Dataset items
--------------------------------
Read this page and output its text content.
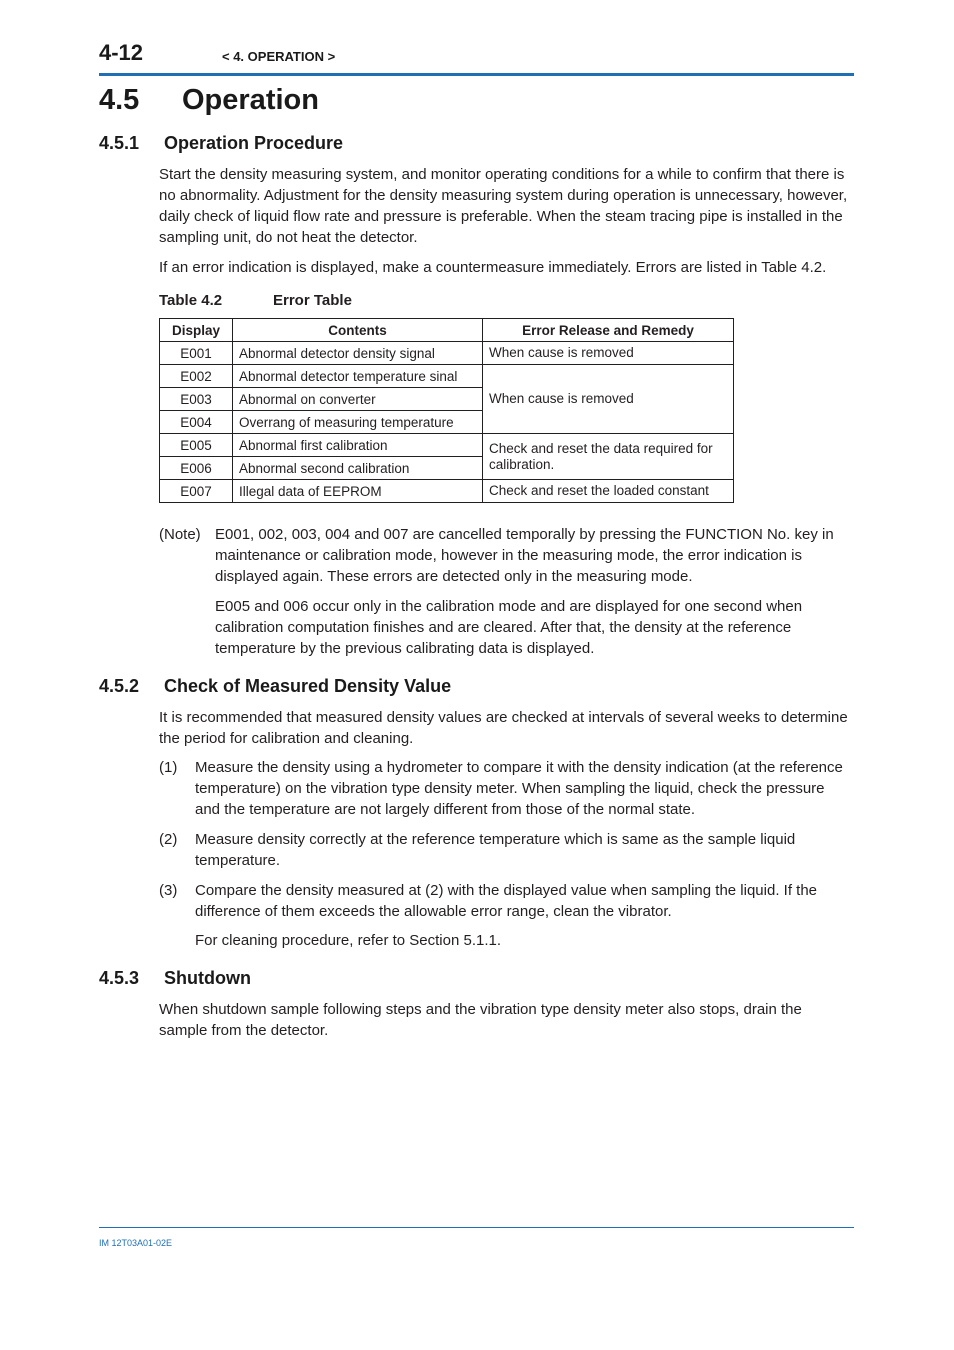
4-12	< 4. OPERATION >
4.5 Operation
4.5.1 Operation Procedure
Start the density measuring system, and monitor operating conditions for a while to confirm that there is no abnormality. Adjustment for the density measuring system during operation is unnecessary, however, daily check of liquid flow rate and pressure is preferable. When the steam tracing pipe is installed in the sampling unit, do not heat the detector.
If an error indication is displayed, make a countermeasure immediately. Errors are listed in Table 4.2.
Table 4.2	Error Table
Display	Contents	Error Release and Remedy
E001	Abnormal detector density signal	When cause is removed
E002	Abnormal detector temperature sinal	When cause is removed
E003	Abnormal on converter	
E004	Overrang of measuring temperature	
E005	Abnormal first calibration	Check and reset the data required for calibration.
E006	Abnormal second calibration	
E007	Illegal data of EEPROM	Check and reset the loaded constant
(Note) E001, 002, 003, 004 and 007 are cancelled temporally by pressing the FUNCTION No. key in maintenance or calibration mode, however in the measuring mode, the error indication is displayed again. These errors are detected only in the measuring mode.
E005 and 006 occur only in the calibration mode and are displayed for one second when calibration computation finishes and are cleared. After that, the density at the reference temperature by the previous calibrating data is displayed.
4.5.2 Check of Measured Density Value
It is recommended that measured density values are checked at intervals of several weeks to determine the period for calibration and cleaning.
(1) Measure the density using a hydrometer to compare it with the density indication (at the reference temperature) on the vibration type density meter. When sampling the liquid, check the pressure and the temperature are not largely different from those of the normal state.
(2) Measure density correctly at the reference temperature which is same as the sample liquid temperature.
(3) Compare the density measured at (2) with the displayed value when sampling the liquid. If the difference of them exceeds the allowable error range, clean the vibrator.
For cleaning procedure, refer to Section 5.1.1.
4.5.3 Shutdown
When shutdown sample following steps and the vibration type density meter also stops, drain the sample from the detector.
IM 12T03A01-02E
--------------------------------
→ The problem:
Pull every line holding "type" out of the records.

→ Response:
(1) Measure the density using a hydrometer to compare it with the density indication (at the reference temperature) on the vibration type density meter. When sampling the liquid, check the pressure and the temperature are not largely different from those of the normal state.
When shutdown sample following steps and the vibration type density meter also stops, drain the sample from the detector.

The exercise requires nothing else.